**Available data**:

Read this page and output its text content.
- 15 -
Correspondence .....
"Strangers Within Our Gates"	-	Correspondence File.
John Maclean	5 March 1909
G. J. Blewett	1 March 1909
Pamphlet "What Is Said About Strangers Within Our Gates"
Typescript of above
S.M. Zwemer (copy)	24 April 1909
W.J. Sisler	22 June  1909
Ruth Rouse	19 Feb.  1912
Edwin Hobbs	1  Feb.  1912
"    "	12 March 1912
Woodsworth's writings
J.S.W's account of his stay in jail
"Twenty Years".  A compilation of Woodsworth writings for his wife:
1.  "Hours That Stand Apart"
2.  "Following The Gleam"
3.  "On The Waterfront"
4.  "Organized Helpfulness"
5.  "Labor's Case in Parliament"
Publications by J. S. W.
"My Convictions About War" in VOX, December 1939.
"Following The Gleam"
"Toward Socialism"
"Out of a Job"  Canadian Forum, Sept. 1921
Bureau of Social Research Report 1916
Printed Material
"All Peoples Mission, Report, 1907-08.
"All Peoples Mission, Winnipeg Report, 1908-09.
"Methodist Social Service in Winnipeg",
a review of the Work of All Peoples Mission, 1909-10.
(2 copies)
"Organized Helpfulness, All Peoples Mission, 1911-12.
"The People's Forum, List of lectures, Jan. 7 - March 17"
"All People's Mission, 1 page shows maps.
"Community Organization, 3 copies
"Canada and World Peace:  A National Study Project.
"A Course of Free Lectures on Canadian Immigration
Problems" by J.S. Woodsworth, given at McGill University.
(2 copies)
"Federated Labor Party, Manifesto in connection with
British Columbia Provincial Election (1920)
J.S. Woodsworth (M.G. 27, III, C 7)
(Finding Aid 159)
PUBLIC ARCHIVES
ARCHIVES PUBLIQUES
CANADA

**The problem**:
Find how many of the lines above have the word "Strangers" in them. State only that number.

**Complete answer**:
2